***** DATASET

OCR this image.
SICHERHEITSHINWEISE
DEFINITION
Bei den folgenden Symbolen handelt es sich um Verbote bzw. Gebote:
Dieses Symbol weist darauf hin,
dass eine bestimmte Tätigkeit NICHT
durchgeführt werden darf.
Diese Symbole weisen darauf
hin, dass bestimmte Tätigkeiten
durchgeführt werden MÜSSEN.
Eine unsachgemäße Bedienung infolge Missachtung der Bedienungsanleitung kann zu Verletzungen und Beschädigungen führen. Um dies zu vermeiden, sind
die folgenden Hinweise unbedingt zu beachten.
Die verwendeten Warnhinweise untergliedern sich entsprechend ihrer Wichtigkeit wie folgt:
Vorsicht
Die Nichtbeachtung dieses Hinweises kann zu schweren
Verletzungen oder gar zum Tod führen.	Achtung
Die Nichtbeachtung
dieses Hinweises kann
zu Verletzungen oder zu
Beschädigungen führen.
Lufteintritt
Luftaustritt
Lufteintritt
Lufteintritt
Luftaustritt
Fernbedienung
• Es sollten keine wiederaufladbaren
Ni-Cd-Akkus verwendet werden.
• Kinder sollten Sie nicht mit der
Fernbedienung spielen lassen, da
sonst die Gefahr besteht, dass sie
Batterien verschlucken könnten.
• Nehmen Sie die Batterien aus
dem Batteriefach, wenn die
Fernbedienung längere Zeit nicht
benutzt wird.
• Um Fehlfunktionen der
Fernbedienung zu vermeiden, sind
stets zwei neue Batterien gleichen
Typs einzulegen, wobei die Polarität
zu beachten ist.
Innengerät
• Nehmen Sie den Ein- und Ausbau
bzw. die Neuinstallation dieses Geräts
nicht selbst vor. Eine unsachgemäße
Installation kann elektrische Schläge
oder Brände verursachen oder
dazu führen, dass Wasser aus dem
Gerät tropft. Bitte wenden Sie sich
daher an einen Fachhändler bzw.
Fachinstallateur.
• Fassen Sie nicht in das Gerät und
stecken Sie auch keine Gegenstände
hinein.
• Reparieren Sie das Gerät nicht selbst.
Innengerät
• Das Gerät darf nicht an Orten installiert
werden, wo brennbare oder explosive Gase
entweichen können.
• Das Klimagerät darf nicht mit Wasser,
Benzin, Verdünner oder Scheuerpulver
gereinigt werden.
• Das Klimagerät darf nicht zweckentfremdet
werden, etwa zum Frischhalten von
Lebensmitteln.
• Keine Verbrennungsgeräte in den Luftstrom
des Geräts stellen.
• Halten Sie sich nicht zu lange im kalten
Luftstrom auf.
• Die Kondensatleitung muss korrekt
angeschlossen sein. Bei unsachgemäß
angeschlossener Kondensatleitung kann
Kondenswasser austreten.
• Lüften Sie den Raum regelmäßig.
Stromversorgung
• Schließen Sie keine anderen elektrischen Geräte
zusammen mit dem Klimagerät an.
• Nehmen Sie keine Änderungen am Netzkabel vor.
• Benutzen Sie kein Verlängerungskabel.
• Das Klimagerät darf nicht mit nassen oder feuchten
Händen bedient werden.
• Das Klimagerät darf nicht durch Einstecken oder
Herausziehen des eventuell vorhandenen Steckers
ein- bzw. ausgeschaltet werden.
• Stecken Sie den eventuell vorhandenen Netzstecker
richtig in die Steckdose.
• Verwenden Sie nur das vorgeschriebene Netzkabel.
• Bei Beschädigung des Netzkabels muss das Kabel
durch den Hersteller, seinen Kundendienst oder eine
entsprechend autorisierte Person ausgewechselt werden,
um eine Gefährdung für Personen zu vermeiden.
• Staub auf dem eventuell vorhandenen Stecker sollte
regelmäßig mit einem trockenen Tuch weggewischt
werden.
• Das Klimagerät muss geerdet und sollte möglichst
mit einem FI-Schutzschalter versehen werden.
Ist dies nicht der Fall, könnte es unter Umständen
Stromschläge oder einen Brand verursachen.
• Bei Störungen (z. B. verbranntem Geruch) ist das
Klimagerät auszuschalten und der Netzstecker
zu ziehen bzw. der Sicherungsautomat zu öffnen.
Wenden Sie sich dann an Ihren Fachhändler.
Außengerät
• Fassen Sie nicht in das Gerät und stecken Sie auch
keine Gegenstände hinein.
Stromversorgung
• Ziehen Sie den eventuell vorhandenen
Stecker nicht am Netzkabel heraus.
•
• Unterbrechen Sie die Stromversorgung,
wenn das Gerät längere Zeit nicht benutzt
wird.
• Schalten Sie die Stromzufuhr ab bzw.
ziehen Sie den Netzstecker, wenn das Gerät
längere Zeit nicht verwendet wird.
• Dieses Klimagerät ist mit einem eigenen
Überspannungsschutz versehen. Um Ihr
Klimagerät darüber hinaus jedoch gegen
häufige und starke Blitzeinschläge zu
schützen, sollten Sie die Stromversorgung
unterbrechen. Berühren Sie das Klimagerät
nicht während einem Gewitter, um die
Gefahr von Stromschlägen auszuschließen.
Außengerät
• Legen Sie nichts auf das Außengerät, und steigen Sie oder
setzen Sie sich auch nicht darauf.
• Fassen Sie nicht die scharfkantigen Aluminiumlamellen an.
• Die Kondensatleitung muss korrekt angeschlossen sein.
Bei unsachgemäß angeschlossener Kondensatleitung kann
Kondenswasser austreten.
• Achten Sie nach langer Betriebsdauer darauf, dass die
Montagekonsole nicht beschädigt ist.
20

**********
***** DATASET

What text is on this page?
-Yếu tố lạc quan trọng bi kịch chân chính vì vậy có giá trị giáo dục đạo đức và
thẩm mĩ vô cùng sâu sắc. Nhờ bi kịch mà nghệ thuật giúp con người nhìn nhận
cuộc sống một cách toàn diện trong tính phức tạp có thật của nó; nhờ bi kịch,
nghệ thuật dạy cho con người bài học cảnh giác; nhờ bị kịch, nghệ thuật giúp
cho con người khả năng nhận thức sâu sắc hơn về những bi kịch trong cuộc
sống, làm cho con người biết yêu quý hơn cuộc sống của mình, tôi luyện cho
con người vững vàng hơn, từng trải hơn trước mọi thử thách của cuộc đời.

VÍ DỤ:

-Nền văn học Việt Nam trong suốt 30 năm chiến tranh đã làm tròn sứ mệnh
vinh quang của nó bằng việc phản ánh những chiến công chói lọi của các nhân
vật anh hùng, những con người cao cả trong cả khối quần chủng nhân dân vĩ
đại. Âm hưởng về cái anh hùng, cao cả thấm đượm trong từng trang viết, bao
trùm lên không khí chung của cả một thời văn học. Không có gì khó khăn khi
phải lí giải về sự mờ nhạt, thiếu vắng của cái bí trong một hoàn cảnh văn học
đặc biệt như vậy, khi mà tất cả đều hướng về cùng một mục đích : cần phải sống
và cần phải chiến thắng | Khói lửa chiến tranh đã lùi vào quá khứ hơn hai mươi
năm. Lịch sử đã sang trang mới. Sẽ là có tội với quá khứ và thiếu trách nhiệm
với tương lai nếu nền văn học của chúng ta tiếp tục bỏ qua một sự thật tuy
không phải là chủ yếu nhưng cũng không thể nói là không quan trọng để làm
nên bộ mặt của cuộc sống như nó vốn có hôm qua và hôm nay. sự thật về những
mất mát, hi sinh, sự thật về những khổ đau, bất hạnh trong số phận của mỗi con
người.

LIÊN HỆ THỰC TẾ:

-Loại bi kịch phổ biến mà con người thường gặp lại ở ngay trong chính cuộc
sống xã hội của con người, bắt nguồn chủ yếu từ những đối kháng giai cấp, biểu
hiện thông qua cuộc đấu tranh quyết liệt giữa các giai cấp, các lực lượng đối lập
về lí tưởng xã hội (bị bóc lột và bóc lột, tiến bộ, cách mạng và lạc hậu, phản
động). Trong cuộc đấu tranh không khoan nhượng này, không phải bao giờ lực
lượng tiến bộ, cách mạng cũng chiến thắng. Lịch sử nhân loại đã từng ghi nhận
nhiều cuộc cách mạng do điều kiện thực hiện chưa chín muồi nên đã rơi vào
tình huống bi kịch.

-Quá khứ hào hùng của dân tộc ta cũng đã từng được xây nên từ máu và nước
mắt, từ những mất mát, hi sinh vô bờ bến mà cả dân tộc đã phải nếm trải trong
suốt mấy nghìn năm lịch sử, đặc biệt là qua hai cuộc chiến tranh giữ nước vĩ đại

**********

• _EXERCISE AIM_
From the data above, show each line that contains "entsprechend".

• _WRITTEN SOLUTION_
Die verwendeten Warnhinweise untergliedern sich entsprechend ihrer Wichtigkeit wie folgt:
entsprechend autorisierte Person ausgewechselt werden,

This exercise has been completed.